### GIVEN EXERCISE
The records below are to be copied word for word, with every picture left out.

### Records from a data collection

****

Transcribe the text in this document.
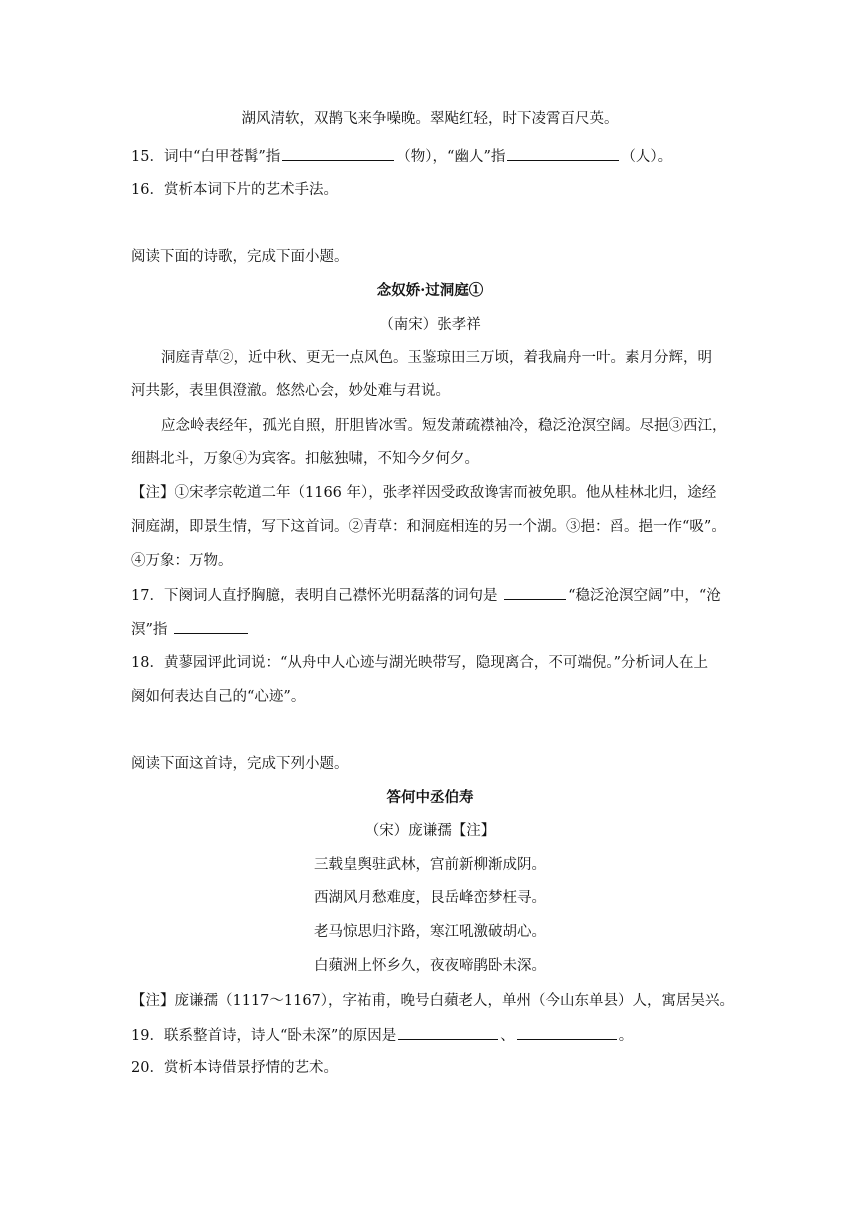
湖风清软，双鹊飞来争噪晚。翠飐红轻，时下凌霄百尺英。
15．词中“白甲苍髯”指	（物），“幽人”指	（人）。
16．赏析本词下片的艺术手法。
阅读下面的诗歌，完成下面小题。
念奴娇·过洞庭①
（南宋）张孝祥
洞庭青草②，近中秋、更无一点风色。玉鉴琼田三万顷，着我扁舟一叶。素月分辉，明
河共影，表里俱澄澈。悠然心会，妙处难与君说。
应念岭表经年，孤光自照，肝胆皆冰雪。短发萧疏襟袖冷，稳泛沧溟空阔。尽挹③西江，
细斟北斗，万象④为宾客。扣舷独啸，不知今夕何夕。
【注】①宋孝宗乾道二年（1166 年），张孝祥因受政敌谗害而被免职。他从桂林北归，途经
洞庭湖，即景生情，写下这首词。②青草：和洞庭相连的另一个湖。③挹：舀。挹一作“吸”。
④万象：万物。
17．下阕词人直抒胸臆，表明自己襟怀光明磊落的词句是	“稳泛沧溟空阔”中，“沧
溟”指
18．黄蓼园评此词说：“从舟中人心迹与湖光映带写，隐现离合，不可端倪。”分析词人在上
阕如何表达自己的“心迹”。
阅读下面这首诗，完成下列小题。
答何中丞伯寿
（宋）庞谦孺【注】
三载皇舆驻武林，宫前新柳渐成阴。
西湖风月愁难度，艮岳峰峦梦枉寻。
老马惊思归汴路，寒江吼激破胡心。
白蘋洲上怀乡久，夜夜啼鹃卧未深。
【注】庞谦孺（1117～1167），字祐甫，晚号白蘋老人，单州（今山东单县）人，寓居吴兴。
19．联系整首诗，诗人“卧未深”的原因是	、	。
20．赏析本诗借景抒情的艺术。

****

### COMPLETED TASK
Transcribe the text in this document.
湖风清软，双鹊飞来争噪晚。翠飐红轻，时下凌霄百尺英。
15．词中“白甲苍髯”指	（物），“幽人”指	（人）。
16．赏析本词下片的艺术手法。
阅读下面的诗歌，完成下面小题。
念奴娇·过洞庭①
（南宋）张孝祥
洞庭青草②，近中秋、更无一点风色。玉鉴琼田三万顷，着我扁舟一叶。素月分辉，明
河共影，表里俱澄澈。悠然心会，妙处难与君说。
应念岭表经年，孤光自照，肝胆皆冰雪。短发萧疏襟袖冷，稳泛沧溟空阔。尽挹③西江，
细斟北斗，万象④为宾客。扣舷独啸，不知今夕何夕。
【注】①宋孝宗乾道二年（1166 年），张孝祥因受政敌谗害而被免职。他从桂林北归，途经
洞庭湖，即景生情，写下这首词。②青草：和洞庭相连的另一个湖。③挹：舀。挹一作“吸”。
④万象：万物。
17．下阕词人直抒胸臆，表明自己襟怀光明磊落的词句是	“稳泛沧溟空阔”中，“沧
溟”指
18．黄蓼园评此词说：“从舟中人心迹与湖光映带写，隐现离合，不可端倪。”分析词人在上
阕如何表达自己的“心迹”。
阅读下面这首诗，完成下列小题。
答何中丞伯寿
（宋）庞谦孺【注】
三载皇舆驻武林，宫前新柳渐成阴。
西湖风月愁难度，艮岳峰峦梦枉寻。
老马惊思归汴路，寒江吼激破胡心。
白蘋洲上怀乡久，夜夜啼鹃卧未深。
【注】庞谦孺（1117～1167），字祐甫，晚号白蘋老人，单州（今山东单县）人，寓居吴兴。
19．联系整首诗，诗人“卧未深”的原因是	、	。
20．赏析本诗借景抒情的艺术。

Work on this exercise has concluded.